ЦЕЛЬ ЗАДАНИЯ: Пожалуйста, перепишите отрывок о последних днях императора Павла: всё от «Какое странное предостережение!» и ниже вплоть до «случай сообщить впоследствии.», заменив «в Берлине» на «в Дрездене».

ФРАГМЕНТ ТЕКСТА:
+ + + +

Около этого времени великая княгиня Александра Павловна, супруга эрцгерцога Иосифа, палатина венгерского, была при смерти больна, и известие о её кончине ежечасно ожидалось из Вены. Император Павел был чрезвычайно недоволен Австрией за её образ действий в Швейцарии, результатом которого было поражение Корсакова под Цюрихом и совершенная неудача знаменитой кампании Суворова в Италии, откуда он отступил на север, через Сен-Готард. Англии была объявлена война, на имущество англичан наложено эмбарго и уже делались большие приготовления, дабы, в союзе с Францией, начать морскую войну против этой державы с открытием весенней навигации.
Все эти обстоятельства произвели на общество удручающее впечатление. Дипломатический корпус прекратил свои обычные приёмы; значительная часть петербургских домов, из которых некоторые славились своим широким гостеприимством, изменили свой образ жизни. Самый двор, запертый в Михайловском замке, охранявшемся наподобие средневековой крепости, также влачил скучное и однообразное существование. Император, поместивший свою любовницу в замке, уже не выезжал, как он это делал прежде, и даже его верховые прогулки ограничивались так называемым третьим летним садом, куда, кроме самого императора, императрицы и ближайших лиц свиты, никто не допускался. Аллеи этого парка или сада постоянно очищались от снега для зимних прогулок верхом. Во время одной из этих прогулок, около четырёх или пяти дней до смерти императора (в это время стояла оттепель), Павел вдруг остановил свою лошадь и, обернувшись к шталмейстеру Муханову, ехавшему рядом с императрицей, сказал сильно взволнованным голосом: «Мне показалось, что я задыхаюсь и у меня не хватает воздуха, чтобы дышать. Я чувствовал, что умираю... Разве они хотят задушить меня?» Муханов отвечал: «Государь, это, вероятно, действие оттепели». Император ничего не ответил, покачал головой, и лицо его сделалось очень задумчивым. Он не проронил ни единого слова до самого возвращения в замок.
Какое странное предостережение! Какое загадочное предчувствие! Рассказ этот мне сообщил Муханов в тот же вечер, причём прибавил, что он обедал при дворе и что император был более задумчив, чем обыкновенно, и говорил мало. От Муханова же я узнал, что г-жа Жеребцова в этот вечер простилась с Обольяниновыми и что она едет за границу. Она остановилась в Берлине; впрочем, об этом я ещё буду иметь случай сообщить впоследствии.
Теперь я подхожу к чрезвычайно знаменательной эпохе в истории России, эпохе, в событиях которой мне, до известной степени, пришлось быть действующим лицом и живым свидетелем и очевидцем многих обстоятельств, причём некоторые подробности об этих крайне важных событиях я узнал немедленно же и из самых достоверных источников. При описании этих событий мною руководит искреннее желание сказать правду, одну только правду. Тем не менее я буду просить читателя строго различать то, что я лично видел и слышал, от тех фактов, которые мне были сообщены другими лицами и о которых я, по необходимости, должен упоминать для полноты рассказа.

+ + + +

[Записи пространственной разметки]
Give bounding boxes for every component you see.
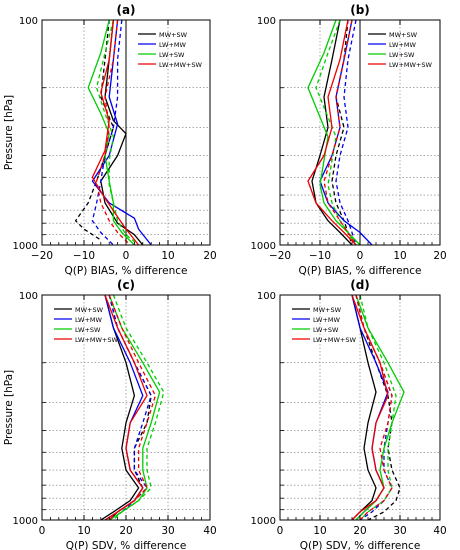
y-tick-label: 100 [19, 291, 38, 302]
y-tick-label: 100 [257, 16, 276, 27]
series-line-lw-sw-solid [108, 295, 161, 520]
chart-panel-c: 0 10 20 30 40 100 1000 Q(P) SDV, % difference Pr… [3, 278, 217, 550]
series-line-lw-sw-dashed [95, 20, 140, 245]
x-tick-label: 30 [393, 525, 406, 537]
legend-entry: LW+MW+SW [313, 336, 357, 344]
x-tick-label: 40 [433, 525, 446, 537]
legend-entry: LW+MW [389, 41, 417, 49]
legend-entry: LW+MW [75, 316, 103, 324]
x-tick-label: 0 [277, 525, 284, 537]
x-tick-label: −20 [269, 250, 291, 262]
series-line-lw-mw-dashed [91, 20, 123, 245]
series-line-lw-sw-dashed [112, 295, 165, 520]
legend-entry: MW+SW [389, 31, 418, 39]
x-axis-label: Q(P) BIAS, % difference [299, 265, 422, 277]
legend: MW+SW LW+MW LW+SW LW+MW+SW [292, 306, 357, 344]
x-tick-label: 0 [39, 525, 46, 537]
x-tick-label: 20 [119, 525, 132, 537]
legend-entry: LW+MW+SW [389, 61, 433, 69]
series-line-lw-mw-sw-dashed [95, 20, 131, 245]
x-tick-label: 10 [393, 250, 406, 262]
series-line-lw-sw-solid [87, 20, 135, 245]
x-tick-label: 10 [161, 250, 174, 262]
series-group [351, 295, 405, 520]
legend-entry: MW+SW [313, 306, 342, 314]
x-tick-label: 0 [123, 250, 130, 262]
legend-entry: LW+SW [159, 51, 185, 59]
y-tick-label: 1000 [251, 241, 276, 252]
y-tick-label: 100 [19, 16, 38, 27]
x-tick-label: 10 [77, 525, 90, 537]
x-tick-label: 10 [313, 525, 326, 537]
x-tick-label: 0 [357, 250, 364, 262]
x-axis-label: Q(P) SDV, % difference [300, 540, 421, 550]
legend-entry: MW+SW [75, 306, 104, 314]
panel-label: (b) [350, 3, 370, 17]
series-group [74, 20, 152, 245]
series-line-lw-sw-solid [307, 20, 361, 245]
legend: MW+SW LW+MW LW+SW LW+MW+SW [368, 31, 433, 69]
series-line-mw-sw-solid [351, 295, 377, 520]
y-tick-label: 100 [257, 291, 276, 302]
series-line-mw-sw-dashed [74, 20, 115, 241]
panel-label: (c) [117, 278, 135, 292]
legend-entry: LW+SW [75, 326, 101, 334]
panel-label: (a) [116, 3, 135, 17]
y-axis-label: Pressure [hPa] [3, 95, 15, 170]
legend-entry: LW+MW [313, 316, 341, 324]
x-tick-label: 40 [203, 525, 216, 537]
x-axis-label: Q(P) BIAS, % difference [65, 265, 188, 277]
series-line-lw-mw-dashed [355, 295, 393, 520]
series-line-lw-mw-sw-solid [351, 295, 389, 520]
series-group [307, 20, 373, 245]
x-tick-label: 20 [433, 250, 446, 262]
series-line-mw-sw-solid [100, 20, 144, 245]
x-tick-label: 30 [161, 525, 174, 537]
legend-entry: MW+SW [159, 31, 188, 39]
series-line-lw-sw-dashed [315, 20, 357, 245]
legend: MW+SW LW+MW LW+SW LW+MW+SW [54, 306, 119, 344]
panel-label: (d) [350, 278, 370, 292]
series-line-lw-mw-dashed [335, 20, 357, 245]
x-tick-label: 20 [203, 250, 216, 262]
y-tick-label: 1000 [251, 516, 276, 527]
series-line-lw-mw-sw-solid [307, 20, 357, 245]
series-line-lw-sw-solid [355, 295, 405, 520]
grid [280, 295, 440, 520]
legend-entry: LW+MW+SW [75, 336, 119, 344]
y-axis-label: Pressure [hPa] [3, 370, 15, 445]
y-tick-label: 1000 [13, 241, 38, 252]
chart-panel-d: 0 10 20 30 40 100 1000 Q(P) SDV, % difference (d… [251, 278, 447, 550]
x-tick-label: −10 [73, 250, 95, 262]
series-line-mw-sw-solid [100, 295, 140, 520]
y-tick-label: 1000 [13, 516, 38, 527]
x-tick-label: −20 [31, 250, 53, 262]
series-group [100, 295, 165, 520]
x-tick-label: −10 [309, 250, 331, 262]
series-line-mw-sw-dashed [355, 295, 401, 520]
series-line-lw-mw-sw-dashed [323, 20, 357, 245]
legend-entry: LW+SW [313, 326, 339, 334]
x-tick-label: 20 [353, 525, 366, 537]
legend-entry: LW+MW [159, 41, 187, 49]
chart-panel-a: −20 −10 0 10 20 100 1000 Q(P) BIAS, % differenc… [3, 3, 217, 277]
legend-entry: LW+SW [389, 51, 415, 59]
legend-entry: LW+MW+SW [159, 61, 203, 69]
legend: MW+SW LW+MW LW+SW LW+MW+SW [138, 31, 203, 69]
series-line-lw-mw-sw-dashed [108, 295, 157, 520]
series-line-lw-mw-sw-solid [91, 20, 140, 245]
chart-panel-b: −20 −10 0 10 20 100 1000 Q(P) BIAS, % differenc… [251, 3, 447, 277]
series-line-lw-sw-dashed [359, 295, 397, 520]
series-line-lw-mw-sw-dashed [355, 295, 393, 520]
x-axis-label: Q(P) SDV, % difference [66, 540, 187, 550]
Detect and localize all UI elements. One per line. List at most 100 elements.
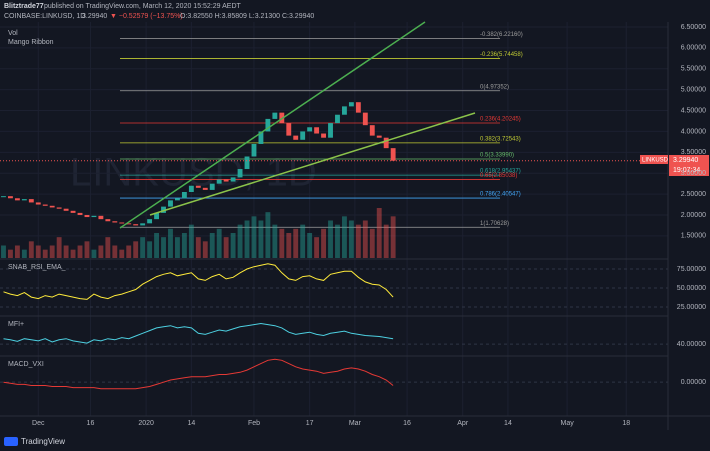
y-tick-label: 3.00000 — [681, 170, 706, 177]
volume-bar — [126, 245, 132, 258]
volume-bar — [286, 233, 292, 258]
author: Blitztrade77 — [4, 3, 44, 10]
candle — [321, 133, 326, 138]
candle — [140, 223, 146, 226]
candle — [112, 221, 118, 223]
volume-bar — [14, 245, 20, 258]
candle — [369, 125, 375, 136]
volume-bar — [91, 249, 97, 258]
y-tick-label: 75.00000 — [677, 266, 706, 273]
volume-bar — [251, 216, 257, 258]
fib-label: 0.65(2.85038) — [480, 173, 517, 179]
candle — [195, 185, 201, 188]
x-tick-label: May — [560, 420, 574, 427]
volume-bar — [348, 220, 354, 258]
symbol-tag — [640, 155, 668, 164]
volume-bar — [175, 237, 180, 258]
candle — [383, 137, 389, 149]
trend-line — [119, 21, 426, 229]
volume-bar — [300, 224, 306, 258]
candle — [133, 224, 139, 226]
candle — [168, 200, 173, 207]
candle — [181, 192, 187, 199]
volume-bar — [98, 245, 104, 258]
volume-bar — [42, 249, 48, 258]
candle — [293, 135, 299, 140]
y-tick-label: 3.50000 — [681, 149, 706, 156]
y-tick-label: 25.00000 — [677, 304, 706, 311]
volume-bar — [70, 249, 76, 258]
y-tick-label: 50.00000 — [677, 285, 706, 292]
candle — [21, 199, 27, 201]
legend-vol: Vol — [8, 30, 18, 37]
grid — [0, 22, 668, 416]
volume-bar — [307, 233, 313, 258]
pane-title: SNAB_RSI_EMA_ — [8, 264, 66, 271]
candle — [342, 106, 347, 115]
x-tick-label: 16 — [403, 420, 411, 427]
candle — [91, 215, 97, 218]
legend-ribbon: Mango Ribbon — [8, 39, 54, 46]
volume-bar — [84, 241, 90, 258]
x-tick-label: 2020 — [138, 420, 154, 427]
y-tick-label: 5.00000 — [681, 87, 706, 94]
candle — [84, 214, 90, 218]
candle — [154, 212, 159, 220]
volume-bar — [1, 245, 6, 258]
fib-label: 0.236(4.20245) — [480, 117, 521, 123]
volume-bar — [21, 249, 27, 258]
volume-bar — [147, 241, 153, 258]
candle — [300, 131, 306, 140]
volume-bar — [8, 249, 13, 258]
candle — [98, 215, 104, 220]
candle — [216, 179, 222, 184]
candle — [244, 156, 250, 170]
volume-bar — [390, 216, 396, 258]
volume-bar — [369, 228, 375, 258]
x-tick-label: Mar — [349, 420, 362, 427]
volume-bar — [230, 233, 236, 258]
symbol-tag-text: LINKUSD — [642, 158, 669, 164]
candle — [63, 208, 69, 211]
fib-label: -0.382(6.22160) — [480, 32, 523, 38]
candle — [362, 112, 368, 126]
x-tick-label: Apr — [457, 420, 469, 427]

+ + + +

ОТВЕТ:
Какое странное предостережение! Какое загадочное предчувствие! Рассказ этот мне сообщил Муханов в тот же вечер, причём прибавил, что он обедал при дворе и что император был более задумчив, чем обыкновенно, и говорил мало. От Муханова же я узнал, что г-жа Жеребцова в этот вечер простилась с Обольяниновыми и что она едет за границу. Она остановилась в Дрездене; впрочем, об этом я ещё буду иметь случай сообщить впоследствии.